> **Texto de lectura**:
□ □ □ □ □

Mi hija ya no quiere ser personaje
Hay también una razón generacional. No hace mucho mi hija se ofendió conmigo por ventilar sus intimidades. Lo sospeché hace unos meses, cuando publiqué una conversación que habíamos mantenido y, en sus gestos, entreví que no le gustaba. Hace poco informé, con orgullo, que Nina leía mientras cagaba. Y esa fue la gota. Al día siguiente, con madurez y sin berrinches, me dijo: «No escribas más sobre mí, ya soy grande».
No me dolió el pedido; me entristeció que ya hubiéramos llegado a ese punto. Ella acaba de entrar a una época de privacidad y vergüenza de la que saldrá, si hay suerte, a los dieciocho. Tengo pensado anotar todas nuestras peleas y publicarlas cuando ella me lo permita.

□ □ □ □ □

> **Enunciado del problema 1**: Reproduce del texto sobre la hija que ya no quiere ser personaje el fragmento que va de "Mi hija ya no" a "me lo permita.".
> **Enunciado del problema 2**: Prosigue el texto sobre la hija que ya no quiere ser personaje a partir de su última oración.
El material no guarda relación con el texto sobre la hija que ya no quiere ser personaje.

> **Datos proporcionados**:
□ □ □ □ □

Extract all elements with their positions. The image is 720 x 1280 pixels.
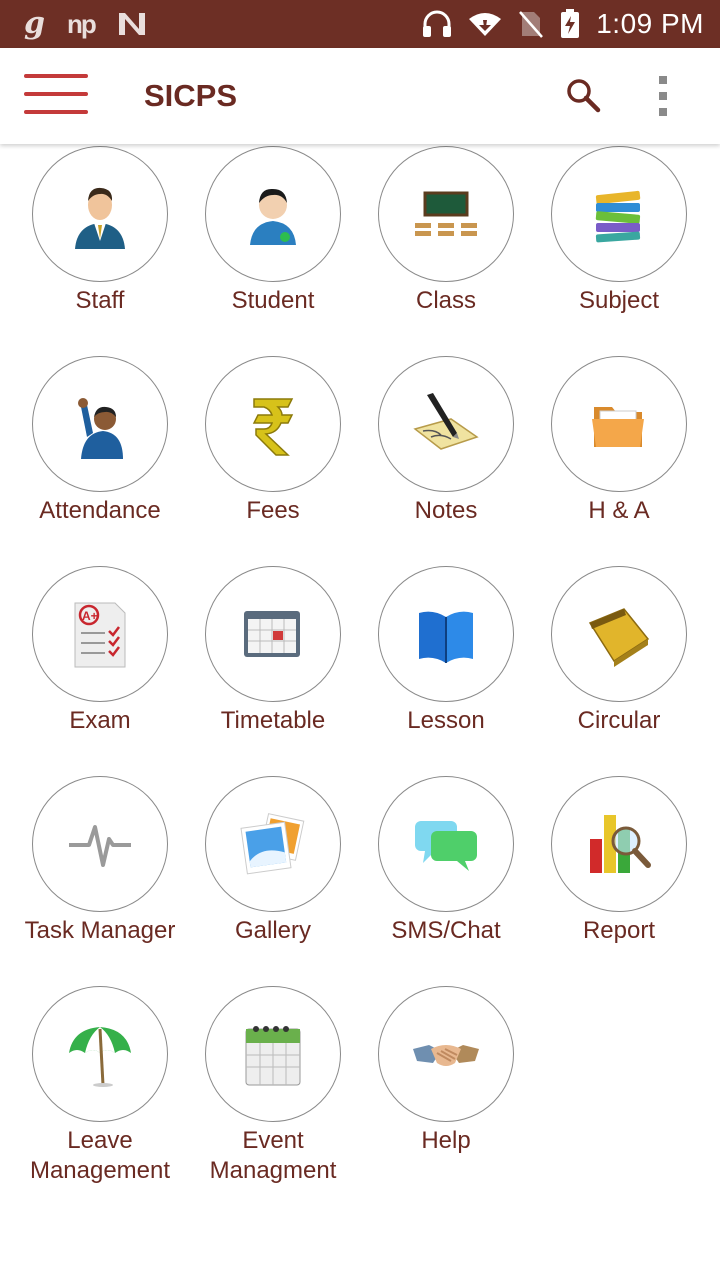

□ □ □ □ □

> **Respuesta del ejercicio 1**:
Mi hija ya no quiere ser personaje
Hay también una razón generacional. No hace mucho mi hija se ofendió conmigo por ventilar sus intimidades. Lo sospeché hace unos meses, cuando publiqué una conversación que habíamos mantenido y, en sus gestos, entreví que no le gustaba. Hace poco informé, con orgullo, que Nina leía mientras cagaba. Y esa fue la gota. Al día siguiente, con madurez y sin berrinches, me dijo: «No escribas más sobre mí, ya soy grande».
No me dolió el pedido; me entristeció que ya hubiéramos llegado a ese punto. Ella acaba de entrar a una época de privacidad y vergüenza de la que saldrá, si hay suerte, a los dieciocho. Tengo pensado anotar todas nuestras peleas y publicarlas cuando ella me lo permita.

> **Respuesta del ejercicio 2**:
Cuando leo me siento fragmentado
También hay motivos coyunturales. Algunas noches quisiera ser, de nuevo, el lector tranquilo que paladea un párrafo tras otro sin preguntarse nunca, a la mitad de una frase, si alguien ha logrado ser más cínico que ayer en Twitter. Y lo peor es que siento (ojalá sea un error) que a todo el mundo le pasa lo mismo.
Temo que el que haya llegado a este párrafo ya esté pensando en otra cosa. ¿Habrá llegado el mail que esperaba? ¿Ya estará disponible el nuevo subtítulo de la serie de zombies? ¿Y si mientras estoy acá, leyendo a este gordo llorón, murió alguien importante y Twitter explota? Voy a ver. Tengo que ir a ver. En todo caso ya volveré más tarde.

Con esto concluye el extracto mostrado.